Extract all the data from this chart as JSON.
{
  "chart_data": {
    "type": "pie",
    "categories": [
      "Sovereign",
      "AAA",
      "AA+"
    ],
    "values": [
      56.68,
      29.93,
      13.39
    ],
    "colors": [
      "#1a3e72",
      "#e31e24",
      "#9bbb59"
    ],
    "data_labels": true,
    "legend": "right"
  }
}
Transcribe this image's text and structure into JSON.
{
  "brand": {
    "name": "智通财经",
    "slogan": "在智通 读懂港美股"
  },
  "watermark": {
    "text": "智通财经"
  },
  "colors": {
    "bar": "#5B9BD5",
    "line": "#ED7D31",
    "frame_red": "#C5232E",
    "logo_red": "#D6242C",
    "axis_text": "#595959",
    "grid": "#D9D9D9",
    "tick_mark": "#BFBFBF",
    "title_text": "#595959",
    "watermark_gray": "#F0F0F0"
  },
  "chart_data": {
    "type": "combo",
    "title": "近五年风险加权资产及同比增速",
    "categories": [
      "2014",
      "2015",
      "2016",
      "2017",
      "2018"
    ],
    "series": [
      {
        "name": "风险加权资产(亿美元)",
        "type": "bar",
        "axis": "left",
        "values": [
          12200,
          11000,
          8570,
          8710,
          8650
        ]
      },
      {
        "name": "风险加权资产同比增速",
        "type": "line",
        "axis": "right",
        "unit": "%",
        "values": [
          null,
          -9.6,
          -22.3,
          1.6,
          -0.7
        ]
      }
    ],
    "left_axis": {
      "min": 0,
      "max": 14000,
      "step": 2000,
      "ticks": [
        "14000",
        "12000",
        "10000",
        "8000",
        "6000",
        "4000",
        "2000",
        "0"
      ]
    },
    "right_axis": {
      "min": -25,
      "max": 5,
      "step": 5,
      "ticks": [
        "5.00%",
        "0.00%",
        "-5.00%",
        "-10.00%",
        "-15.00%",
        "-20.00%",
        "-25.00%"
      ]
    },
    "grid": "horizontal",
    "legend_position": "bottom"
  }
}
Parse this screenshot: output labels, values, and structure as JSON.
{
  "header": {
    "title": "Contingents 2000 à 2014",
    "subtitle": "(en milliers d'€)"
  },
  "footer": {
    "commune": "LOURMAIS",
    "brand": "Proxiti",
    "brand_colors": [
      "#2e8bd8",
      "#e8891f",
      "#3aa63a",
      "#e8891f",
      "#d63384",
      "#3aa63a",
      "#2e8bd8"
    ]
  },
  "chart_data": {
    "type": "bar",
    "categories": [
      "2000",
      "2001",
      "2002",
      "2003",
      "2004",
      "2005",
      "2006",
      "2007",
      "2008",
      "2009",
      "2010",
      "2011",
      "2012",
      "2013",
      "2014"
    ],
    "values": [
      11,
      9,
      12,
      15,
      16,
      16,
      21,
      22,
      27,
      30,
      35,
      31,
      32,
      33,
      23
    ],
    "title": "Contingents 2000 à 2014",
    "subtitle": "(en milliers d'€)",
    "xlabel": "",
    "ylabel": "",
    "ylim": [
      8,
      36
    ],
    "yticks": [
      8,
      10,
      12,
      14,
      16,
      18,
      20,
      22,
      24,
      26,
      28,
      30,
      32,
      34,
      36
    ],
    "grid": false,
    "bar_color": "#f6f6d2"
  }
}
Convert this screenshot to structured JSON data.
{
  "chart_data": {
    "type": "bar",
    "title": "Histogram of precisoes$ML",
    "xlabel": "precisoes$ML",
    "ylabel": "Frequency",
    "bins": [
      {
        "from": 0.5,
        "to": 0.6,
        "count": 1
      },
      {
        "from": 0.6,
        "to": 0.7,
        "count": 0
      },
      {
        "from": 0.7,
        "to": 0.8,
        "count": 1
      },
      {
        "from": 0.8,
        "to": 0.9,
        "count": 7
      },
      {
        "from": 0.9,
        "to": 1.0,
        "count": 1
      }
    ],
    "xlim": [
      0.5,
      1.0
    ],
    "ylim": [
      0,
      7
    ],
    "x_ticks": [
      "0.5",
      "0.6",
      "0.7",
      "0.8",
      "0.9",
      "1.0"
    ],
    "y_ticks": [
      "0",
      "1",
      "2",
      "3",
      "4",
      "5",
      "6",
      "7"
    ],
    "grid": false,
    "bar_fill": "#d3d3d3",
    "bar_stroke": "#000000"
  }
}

◆ Do this: Search the data for "screenshot" and list every line in which it occurs.

◆ Response below:
Parse this screenshot: output labels, values, and structure as JSON.
Convert this screenshot to structured JSON data.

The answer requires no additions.